## Figure content listings

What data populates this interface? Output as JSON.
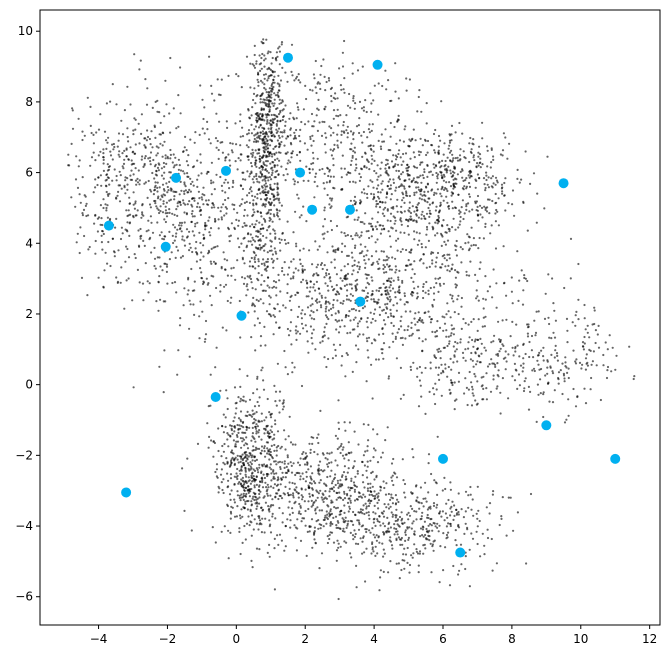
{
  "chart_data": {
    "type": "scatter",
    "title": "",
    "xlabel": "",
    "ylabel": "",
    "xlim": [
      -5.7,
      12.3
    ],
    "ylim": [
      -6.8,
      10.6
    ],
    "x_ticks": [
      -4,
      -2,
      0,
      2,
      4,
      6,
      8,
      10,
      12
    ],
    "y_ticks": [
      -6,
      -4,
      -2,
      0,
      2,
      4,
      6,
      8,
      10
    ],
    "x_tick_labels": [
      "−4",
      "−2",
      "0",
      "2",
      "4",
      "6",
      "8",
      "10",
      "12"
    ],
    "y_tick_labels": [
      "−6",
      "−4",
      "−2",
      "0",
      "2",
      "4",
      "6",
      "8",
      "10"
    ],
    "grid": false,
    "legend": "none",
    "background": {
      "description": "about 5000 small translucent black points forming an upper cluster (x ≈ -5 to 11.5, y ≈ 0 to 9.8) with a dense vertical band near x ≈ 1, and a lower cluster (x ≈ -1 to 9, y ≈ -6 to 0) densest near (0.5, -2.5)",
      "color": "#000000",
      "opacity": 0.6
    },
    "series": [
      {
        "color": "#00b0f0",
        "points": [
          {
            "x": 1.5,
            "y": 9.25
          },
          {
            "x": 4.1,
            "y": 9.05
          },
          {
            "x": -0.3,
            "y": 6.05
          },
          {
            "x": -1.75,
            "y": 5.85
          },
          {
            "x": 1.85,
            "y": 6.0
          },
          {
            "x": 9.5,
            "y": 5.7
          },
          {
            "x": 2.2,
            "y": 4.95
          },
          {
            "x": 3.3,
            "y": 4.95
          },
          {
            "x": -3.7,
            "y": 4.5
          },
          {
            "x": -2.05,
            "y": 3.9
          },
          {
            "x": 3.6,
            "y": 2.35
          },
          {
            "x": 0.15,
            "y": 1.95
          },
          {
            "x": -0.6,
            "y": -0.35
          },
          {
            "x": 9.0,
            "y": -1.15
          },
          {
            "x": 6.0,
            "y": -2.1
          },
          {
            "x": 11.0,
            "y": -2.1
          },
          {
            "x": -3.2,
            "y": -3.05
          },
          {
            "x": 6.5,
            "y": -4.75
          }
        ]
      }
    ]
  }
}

## Task brief
Pictures stay out; reproduce every line of the records exactly.

## Output for this task
What data populates this interface? Output as JSON.
{
  "chart_data": {
    "type": "scatter",
    "title": "",
    "xlabel": "",
    "ylabel": "",
    "xlim": [
      -5.7,
      12.3
    ],
    "ylim": [
      -6.8,
      10.6
    ],
    "x_ticks": [
      -4,
      -2,
      0,
      2,
      4,
      6,
      8,
      10,
      12
    ],
    "y_ticks": [
      -6,
      -4,
      -2,
      0,
      2,
      4,
      6,
      8,
      10
    ],
    "x_tick_labels": [
      "−4",
      "−2",
      "0",
      "2",
      "4",
      "6",
      "8",
      "10",
      "12"
    ],
    "y_tick_labels": [
      "−6",
      "−4",
      "−2",
      "0",
      "2",
      "4",
      "6",
      "8",
      "10"
    ],
    "grid": false,
    "legend": "none",
    "background": {
      "description": "about 5000 small translucent black points forming an upper cluster (x ≈ -5 to 11.5, y ≈ 0 to 9.8) with a dense vertical band near x ≈ 1, and a lower cluster (x ≈ -1 to 9, y ≈ -6 to 0) densest near (0.5, -2.5)",
      "color": "#000000",
      "opacity": 0.6
    },
    "series": [
      {
        "color": "#00b0f0",
        "points": [
          {
            "x": 1.5,
            "y": 9.25
          },
          {
            "x": 4.1,
            "y": 9.05
          },
          {
            "x": -0.3,
            "y": 6.05
          },
          {
            "x": -1.75,
            "y": 5.85
          },
          {
            "x": 1.85,
            "y": 6.0
          },
          {
            "x": 9.5,
            "y": 5.7
          },
          {
            "x": 2.2,
            "y": 4.95
          },
          {
            "x": 3.3,
            "y": 4.95
          },
          {
            "x": -3.7,
            "y": 4.5
          },
          {
            "x": -2.05,
            "y": 3.9
          },
          {
            "x": 3.6,
            "y": 2.35
          },
          {
            "x": 0.15,
            "y": 1.95
          },
          {
            "x": -0.6,
            "y": -0.35
          },
          {
            "x": 9.0,
            "y": -1.15
          },
          {
            "x": 6.0,
            "y": -2.1
          },
          {
            "x": 11.0,
            "y": -2.1
          },
          {
            "x": -3.2,
            "y": -3.05
          },
          {
            "x": 6.5,
            "y": -4.75
          }
        ]
      }
    ]
  }
}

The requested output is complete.